WRITTEN REQUEST => Find the word "Check" in the listing; pull out each line holding it.

INPUT ROWS =>

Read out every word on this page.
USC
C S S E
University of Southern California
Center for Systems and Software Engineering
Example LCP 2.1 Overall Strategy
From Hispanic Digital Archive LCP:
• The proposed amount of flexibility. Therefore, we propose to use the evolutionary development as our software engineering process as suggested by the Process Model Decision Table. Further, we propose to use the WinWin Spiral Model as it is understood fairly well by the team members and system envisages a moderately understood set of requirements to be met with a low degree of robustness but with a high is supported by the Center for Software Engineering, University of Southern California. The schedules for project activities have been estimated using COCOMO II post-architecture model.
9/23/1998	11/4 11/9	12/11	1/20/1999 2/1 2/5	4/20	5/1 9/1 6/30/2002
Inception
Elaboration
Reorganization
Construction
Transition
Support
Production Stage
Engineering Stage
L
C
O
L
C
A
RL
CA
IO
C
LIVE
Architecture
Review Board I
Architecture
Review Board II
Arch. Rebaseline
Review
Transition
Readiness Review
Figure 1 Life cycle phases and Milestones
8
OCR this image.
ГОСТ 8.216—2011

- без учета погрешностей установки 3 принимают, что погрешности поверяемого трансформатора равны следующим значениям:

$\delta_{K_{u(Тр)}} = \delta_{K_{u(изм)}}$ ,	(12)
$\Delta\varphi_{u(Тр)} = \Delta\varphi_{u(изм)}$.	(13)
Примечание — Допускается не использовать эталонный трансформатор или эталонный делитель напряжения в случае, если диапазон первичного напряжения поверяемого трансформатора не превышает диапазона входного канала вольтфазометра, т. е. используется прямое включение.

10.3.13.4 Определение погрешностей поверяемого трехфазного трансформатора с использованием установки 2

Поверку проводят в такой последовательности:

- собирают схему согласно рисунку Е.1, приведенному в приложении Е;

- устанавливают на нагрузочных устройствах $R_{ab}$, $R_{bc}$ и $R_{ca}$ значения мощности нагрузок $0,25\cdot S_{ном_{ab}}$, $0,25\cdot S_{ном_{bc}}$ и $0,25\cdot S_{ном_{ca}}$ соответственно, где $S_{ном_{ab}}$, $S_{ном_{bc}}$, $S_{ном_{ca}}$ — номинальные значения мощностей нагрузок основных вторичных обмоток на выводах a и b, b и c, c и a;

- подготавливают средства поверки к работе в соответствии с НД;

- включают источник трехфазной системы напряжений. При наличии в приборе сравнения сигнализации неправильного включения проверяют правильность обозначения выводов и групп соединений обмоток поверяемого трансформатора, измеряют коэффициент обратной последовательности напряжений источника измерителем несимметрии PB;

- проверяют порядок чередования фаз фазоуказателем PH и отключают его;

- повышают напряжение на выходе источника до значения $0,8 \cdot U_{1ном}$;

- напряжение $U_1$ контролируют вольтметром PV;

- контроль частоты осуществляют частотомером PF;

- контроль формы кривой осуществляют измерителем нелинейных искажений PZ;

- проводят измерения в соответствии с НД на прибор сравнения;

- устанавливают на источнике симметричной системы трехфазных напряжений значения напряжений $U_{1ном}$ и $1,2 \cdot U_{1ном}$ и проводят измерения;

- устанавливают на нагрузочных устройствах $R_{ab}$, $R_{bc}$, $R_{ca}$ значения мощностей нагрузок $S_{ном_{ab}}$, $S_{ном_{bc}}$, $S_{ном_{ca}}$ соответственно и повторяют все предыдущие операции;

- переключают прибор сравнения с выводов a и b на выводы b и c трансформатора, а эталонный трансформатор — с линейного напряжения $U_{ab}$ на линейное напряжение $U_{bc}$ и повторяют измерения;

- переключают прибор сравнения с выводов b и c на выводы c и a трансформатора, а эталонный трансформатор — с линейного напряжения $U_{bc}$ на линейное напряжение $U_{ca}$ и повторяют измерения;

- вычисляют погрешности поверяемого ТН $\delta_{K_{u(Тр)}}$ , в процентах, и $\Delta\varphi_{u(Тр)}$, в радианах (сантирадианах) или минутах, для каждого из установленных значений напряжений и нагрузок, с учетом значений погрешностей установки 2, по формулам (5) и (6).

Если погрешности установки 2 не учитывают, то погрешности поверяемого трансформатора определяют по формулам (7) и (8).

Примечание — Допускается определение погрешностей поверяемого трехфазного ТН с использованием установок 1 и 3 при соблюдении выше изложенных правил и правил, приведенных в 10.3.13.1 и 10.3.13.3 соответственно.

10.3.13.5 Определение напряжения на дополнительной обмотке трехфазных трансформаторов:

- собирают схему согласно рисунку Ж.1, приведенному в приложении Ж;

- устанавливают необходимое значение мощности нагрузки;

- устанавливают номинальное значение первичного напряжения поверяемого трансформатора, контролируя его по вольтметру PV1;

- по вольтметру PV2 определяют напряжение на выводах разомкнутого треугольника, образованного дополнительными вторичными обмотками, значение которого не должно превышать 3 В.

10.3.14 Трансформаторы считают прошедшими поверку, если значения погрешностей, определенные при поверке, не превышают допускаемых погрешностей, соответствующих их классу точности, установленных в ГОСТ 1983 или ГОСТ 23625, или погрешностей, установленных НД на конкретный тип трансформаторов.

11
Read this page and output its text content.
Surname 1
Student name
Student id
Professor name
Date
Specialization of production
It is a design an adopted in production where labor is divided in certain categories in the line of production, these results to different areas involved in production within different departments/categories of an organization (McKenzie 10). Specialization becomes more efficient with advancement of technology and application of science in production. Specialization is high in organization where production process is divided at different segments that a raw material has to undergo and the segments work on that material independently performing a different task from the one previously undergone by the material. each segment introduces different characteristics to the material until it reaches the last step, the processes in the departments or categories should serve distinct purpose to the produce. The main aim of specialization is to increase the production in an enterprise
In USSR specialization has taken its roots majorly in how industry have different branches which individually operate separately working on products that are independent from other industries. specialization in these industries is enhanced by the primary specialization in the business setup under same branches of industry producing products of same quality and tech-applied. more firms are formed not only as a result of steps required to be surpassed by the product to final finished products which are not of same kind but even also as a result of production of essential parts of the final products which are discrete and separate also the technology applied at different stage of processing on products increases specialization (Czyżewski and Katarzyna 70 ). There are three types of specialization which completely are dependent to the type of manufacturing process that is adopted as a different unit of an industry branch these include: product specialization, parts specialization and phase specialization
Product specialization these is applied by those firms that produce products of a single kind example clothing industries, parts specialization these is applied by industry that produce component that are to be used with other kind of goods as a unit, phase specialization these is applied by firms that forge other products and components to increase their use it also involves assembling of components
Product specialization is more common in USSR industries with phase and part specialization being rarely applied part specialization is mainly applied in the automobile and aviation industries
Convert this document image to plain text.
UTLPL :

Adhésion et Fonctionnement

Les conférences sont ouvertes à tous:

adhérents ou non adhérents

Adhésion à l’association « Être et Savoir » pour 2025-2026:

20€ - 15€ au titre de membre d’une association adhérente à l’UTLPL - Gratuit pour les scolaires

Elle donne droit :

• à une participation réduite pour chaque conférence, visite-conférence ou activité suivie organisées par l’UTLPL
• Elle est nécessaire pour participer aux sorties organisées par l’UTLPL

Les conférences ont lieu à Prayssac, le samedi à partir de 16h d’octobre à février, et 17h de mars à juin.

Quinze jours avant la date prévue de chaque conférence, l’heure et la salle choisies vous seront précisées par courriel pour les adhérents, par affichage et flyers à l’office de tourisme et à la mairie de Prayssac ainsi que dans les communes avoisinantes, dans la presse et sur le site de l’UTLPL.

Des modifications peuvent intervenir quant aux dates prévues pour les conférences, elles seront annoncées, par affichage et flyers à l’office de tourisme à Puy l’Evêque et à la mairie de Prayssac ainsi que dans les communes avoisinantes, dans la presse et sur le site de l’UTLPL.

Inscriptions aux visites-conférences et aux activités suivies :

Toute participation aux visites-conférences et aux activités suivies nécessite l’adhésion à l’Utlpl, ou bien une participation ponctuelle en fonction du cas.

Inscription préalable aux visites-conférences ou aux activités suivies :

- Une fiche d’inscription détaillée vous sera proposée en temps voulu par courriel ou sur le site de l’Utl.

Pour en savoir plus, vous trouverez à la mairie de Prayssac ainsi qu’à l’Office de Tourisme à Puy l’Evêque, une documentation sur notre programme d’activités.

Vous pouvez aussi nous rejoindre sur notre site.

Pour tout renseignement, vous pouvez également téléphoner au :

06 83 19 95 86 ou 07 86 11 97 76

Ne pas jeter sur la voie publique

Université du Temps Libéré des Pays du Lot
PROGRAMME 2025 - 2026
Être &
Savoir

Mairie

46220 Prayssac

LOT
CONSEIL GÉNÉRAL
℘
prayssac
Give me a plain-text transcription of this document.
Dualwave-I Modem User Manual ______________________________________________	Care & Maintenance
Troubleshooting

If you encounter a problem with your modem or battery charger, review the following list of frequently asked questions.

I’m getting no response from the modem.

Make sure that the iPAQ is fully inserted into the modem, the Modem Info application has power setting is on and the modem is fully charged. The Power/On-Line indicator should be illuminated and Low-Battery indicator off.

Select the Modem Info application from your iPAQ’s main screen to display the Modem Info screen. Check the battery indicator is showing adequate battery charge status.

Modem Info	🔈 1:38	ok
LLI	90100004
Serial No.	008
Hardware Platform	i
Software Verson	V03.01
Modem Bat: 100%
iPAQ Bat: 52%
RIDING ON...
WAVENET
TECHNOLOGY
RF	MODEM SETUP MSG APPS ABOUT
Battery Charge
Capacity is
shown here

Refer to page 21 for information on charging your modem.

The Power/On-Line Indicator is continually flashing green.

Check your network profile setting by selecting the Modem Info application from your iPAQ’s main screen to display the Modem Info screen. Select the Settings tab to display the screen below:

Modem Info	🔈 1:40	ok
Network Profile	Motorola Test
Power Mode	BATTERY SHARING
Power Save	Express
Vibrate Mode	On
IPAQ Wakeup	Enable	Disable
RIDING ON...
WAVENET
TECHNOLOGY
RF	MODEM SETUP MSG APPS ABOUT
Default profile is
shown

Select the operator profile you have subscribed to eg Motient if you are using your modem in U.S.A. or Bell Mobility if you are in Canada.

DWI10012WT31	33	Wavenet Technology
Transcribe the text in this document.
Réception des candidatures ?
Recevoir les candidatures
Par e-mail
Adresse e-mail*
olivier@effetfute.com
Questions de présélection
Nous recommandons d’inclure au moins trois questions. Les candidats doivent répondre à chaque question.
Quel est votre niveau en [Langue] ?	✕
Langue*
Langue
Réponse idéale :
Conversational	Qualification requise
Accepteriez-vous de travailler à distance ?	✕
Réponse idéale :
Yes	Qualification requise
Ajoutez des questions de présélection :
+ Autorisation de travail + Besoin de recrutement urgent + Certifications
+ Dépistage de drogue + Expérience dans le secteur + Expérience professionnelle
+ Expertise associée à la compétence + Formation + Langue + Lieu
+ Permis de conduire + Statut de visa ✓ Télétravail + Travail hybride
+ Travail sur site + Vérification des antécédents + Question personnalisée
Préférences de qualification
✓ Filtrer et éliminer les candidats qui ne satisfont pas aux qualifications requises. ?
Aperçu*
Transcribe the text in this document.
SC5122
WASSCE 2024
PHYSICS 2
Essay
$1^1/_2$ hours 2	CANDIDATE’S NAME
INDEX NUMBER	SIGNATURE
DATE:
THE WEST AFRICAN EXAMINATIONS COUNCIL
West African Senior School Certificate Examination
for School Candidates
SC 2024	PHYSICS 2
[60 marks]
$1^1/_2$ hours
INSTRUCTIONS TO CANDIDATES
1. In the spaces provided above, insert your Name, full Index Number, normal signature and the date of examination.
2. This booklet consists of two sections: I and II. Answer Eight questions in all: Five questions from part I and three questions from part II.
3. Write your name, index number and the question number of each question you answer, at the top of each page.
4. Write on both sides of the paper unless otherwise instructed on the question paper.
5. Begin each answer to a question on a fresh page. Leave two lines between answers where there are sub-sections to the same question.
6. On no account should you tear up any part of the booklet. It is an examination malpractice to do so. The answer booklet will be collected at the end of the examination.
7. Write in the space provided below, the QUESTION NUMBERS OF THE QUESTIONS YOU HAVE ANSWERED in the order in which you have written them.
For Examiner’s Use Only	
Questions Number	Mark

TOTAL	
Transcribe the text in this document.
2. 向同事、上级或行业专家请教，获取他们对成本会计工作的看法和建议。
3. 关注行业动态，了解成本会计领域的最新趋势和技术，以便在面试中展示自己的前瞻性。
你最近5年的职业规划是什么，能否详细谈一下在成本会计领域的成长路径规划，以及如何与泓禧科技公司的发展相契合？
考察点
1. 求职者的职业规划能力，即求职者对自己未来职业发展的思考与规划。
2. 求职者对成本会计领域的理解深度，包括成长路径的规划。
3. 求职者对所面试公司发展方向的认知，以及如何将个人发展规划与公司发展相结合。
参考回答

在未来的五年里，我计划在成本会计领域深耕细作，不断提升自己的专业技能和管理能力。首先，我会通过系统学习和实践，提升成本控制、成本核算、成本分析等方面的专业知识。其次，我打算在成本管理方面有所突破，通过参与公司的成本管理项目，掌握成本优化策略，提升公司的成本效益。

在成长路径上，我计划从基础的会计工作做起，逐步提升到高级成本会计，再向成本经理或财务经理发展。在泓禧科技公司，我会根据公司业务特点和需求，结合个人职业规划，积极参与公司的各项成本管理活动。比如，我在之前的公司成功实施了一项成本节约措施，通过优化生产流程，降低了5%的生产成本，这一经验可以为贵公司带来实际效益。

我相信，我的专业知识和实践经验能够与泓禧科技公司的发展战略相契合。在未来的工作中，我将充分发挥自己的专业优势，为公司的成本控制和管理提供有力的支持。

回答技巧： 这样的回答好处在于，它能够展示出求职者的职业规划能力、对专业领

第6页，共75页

EXERCISE SOLUTION =>
Select the Modem Info application from your iPAQ’s main screen to display the Modem Info screen. Check the battery indicator is showing adequate battery charge status.
Check your network profile setting by selecting the Modem Info application from your iPAQ’s main screen to display the Modem Info screen. Select the Settings tab to display the screen below:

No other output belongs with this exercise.